WRITTEN TASK: Output each entry verbatim and exclude every picture from it.

****************************************

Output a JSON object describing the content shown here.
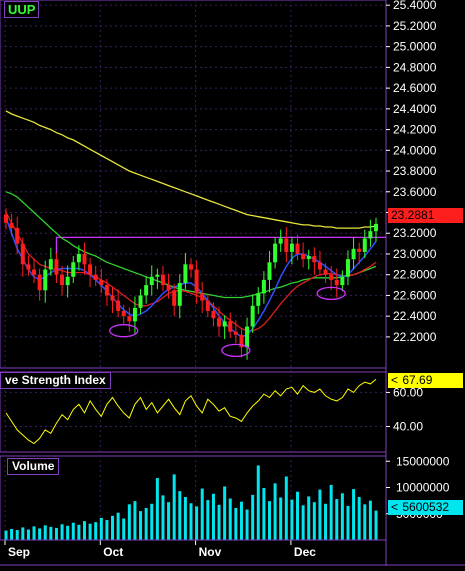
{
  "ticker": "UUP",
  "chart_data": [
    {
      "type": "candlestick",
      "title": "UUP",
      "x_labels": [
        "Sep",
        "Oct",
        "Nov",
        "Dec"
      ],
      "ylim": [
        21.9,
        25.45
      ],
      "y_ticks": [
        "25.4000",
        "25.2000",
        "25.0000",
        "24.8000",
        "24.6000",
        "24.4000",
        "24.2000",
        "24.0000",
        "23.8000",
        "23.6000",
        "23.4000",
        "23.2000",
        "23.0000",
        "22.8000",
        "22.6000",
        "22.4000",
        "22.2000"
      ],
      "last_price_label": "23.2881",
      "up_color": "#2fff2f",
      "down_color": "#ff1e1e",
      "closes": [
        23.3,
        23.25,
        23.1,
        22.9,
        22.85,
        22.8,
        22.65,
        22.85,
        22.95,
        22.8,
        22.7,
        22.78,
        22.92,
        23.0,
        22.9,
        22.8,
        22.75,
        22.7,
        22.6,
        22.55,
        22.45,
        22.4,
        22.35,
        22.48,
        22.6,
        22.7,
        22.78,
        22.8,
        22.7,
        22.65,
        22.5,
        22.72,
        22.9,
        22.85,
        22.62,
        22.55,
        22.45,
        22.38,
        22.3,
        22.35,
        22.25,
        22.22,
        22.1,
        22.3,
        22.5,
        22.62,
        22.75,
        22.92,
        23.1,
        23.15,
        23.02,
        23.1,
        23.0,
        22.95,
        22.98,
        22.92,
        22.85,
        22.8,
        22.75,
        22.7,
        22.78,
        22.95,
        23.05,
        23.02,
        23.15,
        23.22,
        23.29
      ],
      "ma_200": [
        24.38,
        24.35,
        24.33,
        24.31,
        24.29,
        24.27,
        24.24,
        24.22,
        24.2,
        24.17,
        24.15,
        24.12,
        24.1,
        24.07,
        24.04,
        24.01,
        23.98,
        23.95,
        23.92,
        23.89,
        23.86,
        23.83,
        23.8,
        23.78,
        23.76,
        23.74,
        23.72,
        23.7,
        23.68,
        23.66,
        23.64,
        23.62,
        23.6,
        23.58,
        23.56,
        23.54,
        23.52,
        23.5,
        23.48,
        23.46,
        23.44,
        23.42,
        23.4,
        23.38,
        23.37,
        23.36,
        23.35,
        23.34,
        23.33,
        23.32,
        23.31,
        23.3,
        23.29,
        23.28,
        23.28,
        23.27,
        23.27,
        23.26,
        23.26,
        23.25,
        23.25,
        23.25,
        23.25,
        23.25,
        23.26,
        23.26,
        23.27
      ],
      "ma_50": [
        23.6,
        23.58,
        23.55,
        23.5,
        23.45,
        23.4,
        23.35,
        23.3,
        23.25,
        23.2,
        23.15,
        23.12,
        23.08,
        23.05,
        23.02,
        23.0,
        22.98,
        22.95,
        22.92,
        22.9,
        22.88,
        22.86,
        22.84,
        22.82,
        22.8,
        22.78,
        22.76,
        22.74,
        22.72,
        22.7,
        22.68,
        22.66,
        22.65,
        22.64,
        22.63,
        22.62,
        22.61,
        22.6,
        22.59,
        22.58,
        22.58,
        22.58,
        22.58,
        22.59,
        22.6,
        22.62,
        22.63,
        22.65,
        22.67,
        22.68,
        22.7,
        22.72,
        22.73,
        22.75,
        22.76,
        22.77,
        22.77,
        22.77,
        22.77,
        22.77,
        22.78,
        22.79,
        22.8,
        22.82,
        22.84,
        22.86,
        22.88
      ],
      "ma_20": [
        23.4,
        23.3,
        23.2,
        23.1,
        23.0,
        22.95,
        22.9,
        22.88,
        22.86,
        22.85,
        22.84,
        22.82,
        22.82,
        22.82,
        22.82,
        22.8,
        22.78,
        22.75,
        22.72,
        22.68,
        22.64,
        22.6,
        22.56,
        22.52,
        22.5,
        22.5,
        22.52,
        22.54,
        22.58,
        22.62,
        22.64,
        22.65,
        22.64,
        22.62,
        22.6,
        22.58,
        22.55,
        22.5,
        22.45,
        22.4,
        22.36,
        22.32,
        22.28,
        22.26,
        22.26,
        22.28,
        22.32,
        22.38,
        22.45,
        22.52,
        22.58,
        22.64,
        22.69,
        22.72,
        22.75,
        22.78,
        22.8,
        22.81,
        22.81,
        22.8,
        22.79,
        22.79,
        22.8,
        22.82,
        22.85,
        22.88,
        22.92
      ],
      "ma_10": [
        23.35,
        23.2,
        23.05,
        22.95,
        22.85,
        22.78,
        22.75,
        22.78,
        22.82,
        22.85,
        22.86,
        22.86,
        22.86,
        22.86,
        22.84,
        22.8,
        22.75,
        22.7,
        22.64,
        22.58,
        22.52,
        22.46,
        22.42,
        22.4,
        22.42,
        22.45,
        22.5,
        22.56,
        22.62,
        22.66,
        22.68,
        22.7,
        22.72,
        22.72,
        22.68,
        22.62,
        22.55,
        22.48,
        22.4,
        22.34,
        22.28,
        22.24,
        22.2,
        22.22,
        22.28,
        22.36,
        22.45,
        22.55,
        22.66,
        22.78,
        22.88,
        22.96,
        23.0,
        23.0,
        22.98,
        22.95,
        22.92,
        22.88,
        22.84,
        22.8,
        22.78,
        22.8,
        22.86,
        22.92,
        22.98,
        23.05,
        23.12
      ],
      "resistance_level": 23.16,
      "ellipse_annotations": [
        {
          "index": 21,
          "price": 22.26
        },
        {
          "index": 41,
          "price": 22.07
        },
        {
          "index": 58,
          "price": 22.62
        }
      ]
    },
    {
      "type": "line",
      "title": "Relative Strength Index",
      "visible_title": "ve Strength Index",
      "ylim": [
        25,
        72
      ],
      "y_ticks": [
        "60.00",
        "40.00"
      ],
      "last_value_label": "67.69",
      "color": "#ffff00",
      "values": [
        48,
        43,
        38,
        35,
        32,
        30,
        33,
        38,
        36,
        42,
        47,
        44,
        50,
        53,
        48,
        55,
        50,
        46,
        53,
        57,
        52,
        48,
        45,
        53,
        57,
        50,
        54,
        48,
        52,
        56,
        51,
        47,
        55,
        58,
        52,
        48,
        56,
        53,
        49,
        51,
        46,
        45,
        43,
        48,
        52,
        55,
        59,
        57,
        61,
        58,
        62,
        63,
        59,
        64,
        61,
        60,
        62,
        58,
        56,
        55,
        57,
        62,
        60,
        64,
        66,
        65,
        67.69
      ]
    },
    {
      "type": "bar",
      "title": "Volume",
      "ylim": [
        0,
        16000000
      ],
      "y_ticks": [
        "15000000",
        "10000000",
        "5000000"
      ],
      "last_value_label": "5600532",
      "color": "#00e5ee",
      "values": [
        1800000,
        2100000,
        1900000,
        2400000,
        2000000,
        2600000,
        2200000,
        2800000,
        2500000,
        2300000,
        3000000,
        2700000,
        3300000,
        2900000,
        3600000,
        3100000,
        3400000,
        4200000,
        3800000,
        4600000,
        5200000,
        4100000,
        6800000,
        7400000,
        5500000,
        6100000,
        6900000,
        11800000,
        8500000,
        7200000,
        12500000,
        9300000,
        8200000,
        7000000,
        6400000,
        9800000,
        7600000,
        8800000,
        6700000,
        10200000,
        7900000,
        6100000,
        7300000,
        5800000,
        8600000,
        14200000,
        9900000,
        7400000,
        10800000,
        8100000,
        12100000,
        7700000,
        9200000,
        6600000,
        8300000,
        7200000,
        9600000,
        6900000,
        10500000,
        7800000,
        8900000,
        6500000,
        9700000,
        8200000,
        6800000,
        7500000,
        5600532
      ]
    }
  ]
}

****************************************

SOLUTION TO THIS TASK:
Output a JSON object describing the content shown here.
{
  "ticker": "UUP",
  "chart_data": [
    {
      "type": "candlestick",
      "title": "UUP",
      "x_labels": [
        "Sep",
        "Oct",
        "Nov",
        "Dec"
      ],
      "ylim": [
        21.9,
        25.45
      ],
      "y_ticks": [
        "25.4000",
        "25.2000",
        "25.0000",
        "24.8000",
        "24.6000",
        "24.4000",
        "24.2000",
        "24.0000",
        "23.8000",
        "23.6000",
        "23.4000",
        "23.2000",
        "23.0000",
        "22.8000",
        "22.6000",
        "22.4000",
        "22.2000"
      ],
      "last_price_label": "23.2881",
      "up_color": "#2fff2f",
      "down_color": "#ff1e1e",
      "closes": [
        23.3,
        23.25,
        23.1,
        22.9,
        22.85,
        22.8,
        22.65,
        22.85,
        22.95,
        22.8,
        22.7,
        22.78,
        22.92,
        23.0,
        22.9,
        22.8,
        22.75,
        22.7,
        22.6,
        22.55,
        22.45,
        22.4,
        22.35,
        22.48,
        22.6,
        22.7,
        22.78,
        22.8,
        22.7,
        22.65,
        22.5,
        22.72,
        22.9,
        22.85,
        22.62,
        22.55,
        22.45,
        22.38,
        22.3,
        22.35,
        22.25,
        22.22,
        22.1,
        22.3,
        22.5,
        22.62,
        22.75,
        22.92,
        23.1,
        23.15,
        23.02,
        23.1,
        23.0,
        22.95,
        22.98,
        22.92,
        22.85,
        22.8,
        22.75,
        22.7,
        22.78,
        22.95,
        23.05,
        23.02,
        23.15,
        23.22,
        23.29
      ],
      "ma_200": [
        24.38,
        24.35,
        24.33,
        24.31,
        24.29,
        24.27,
        24.24,
        24.22,
        24.2,
        24.17,
        24.15,
        24.12,
        24.1,
        24.07,
        24.04,
        24.01,
        23.98,
        23.95,
        23.92,
        23.89,
        23.86,
        23.83,
        23.8,
        23.78,
        23.76,
        23.74,
        23.72,
        23.7,
        23.68,
        23.66,
        23.64,
        23.62,
        23.6,
        23.58,
        23.56,
        23.54,
        23.52,
        23.5,
        23.48,
        23.46,
        23.44,
        23.42,
        23.4,
        23.38,
        23.37,
        23.36,
        23.35,
        23.34,
        23.33,
        23.32,
        23.31,
        23.3,
        23.29,
        23.28,
        23.28,
        23.27,
        23.27,
        23.26,
        23.26,
        23.25,
        23.25,
        23.25,
        23.25,
        23.25,
        23.26,
        23.26,
        23.27
      ],
      "ma_50": [
        23.6,
        23.58,
        23.55,
        23.5,
        23.45,
        23.4,
        23.35,
        23.3,
        23.25,
        23.2,
        23.15,
        23.12,
        23.08,
        23.05,
        23.02,
        23.0,
        22.98,
        22.95,
        22.92,
        22.9,
        22.88,
        22.86,
        22.84,
        22.82,
        22.8,
        22.78,
        22.76,
        22.74,
        22.72,
        22.7,
        22.68,
        22.66,
        22.65,
        22.64,
        22.63,
        22.62,
        22.61,
        22.6,
        22.59,
        22.58,
        22.58,
        22.58,
        22.58,
        22.59,
        22.6,
        22.62,
        22.63,
        22.65,
        22.67,
        22.68,
        22.7,
        22.72,
        22.73,
        22.75,
        22.76,
        22.77,
        22.77,
        22.77,
        22.77,
        22.77,
        22.78,
        22.79,
        22.8,
        22.82,
        22.84,
        22.86,
        22.88
      ],
      "ma_20": [
        23.4,
        23.3,
        23.2,
        23.1,
        23.0,
        22.95,
        22.9,
        22.88,
        22.86,
        22.85,
        22.84,
        22.82,
        22.82,
        22.82,
        22.82,
        22.8,
        22.78,
        22.75,
        22.72,
        22.68,
        22.64,
        22.6,
        22.56,
        22.52,
        22.5,
        22.5,
        22.52,
        22.54,
        22.58,
        22.62,
        22.64,
        22.65,
        22.64,
        22.62,
        22.6,
        22.58,
        22.55,
        22.5,
        22.45,
        22.4,
        22.36,
        22.32,
        22.28,
        22.26,
        22.26,
        22.28,
        22.32,
        22.38,
        22.45,
        22.52,
        22.58,
        22.64,
        22.69,
        22.72,
        22.75,
        22.78,
        22.8,
        22.81,
        22.81,
        22.8,
        22.79,
        22.79,
        22.8,
        22.82,
        22.85,
        22.88,
        22.92
      ],
      "ma_10": [
        23.35,
        23.2,
        23.05,
        22.95,
        22.85,
        22.78,
        22.75,
        22.78,
        22.82,
        22.85,
        22.86,
        22.86,
        22.86,
        22.86,
        22.84,
        22.8,
        22.75,
        22.7,
        22.64,
        22.58,
        22.52,
        22.46,
        22.42,
        22.4,
        22.42,
        22.45,
        22.5,
        22.56,
        22.62,
        22.66,
        22.68,
        22.7,
        22.72,
        22.72,
        22.68,
        22.62,
        22.55,
        22.48,
        22.4,
        22.34,
        22.28,
        22.24,
        22.2,
        22.22,
        22.28,
        22.36,
        22.45,
        22.55,
        22.66,
        22.78,
        22.88,
        22.96,
        23.0,
        23.0,
        22.98,
        22.95,
        22.92,
        22.88,
        22.84,
        22.8,
        22.78,
        22.8,
        22.86,
        22.92,
        22.98,
        23.05,
        23.12
      ],
      "resistance_level": 23.16,
      "ellipse_annotations": [
        {
          "index": 21,
          "price": 22.26
        },
        {
          "index": 41,
          "price": 22.07
        },
        {
          "index": 58,
          "price": 22.62
        }
      ]
    },
    {
      "type": "line",
      "title": "Relative Strength Index",
      "visible_title": "ve Strength Index",
      "ylim": [
        25,
        72
      ],
      "y_ticks": [
        "60.00",
        "40.00"
      ],
      "last_value_label": "67.69",
      "color": "#ffff00",
      "values": [
        48,
        43,
        38,
        35,
        32,
        30,
        33,
        38,
        36,
        42,
        47,
        44,
        50,
        53,
        48,
        55,
        50,
        46,
        53,
        57,
        52,
        48,
        45,
        53,
        57,
        50,
        54,
        48,
        52,
        56,
        51,
        47,
        55,
        58,
        52,
        48,
        56,
        53,
        49,
        51,
        46,
        45,
        43,
        48,
        52,
        55,
        59,
        57,
        61,
        58,
        62,
        63,
        59,
        64,
        61,
        60,
        62,
        58,
        56,
        55,
        57,
        62,
        60,
        64,
        66,
        65,
        67.69
      ]
    },
    {
      "type": "bar",
      "title": "Volume",
      "ylim": [
        0,
        16000000
      ],
      "y_ticks": [
        "15000000",
        "10000000",
        "5000000"
      ],
      "last_value_label": "5600532",
      "color": "#00e5ee",
      "values": [
        1800000,
        2100000,
        1900000,
        2400000,
        2000000,
        2600000,
        2200000,
        2800000,
        2500000,
        2300000,
        3000000,
        2700000,
        3300000,
        2900000,
        3600000,
        3100000,
        3400000,
        4200000,
        3800000,
        4600000,
        5200000,
        4100000,
        6800000,
        7400000,
        5500000,
        6100000,
        6900000,
        11800000,
        8500000,
        7200000,
        12500000,
        9300000,
        8200000,
        7000000,
        6400000,
        9800000,
        7600000,
        8800000,
        6700000,
        10200000,
        7900000,
        6100000,
        7300000,
        5800000,
        8600000,
        14200000,
        9900000,
        7400000,
        10800000,
        8100000,
        12100000,
        7700000,
        9200000,
        6600000,
        8300000,
        7200000,
        9600000,
        6900000,
        10500000,
        7800000,
        8900000,
        6500000,
        9700000,
        8200000,
        6800000,
        7500000,
        5600532
      ]
    }
  ]
}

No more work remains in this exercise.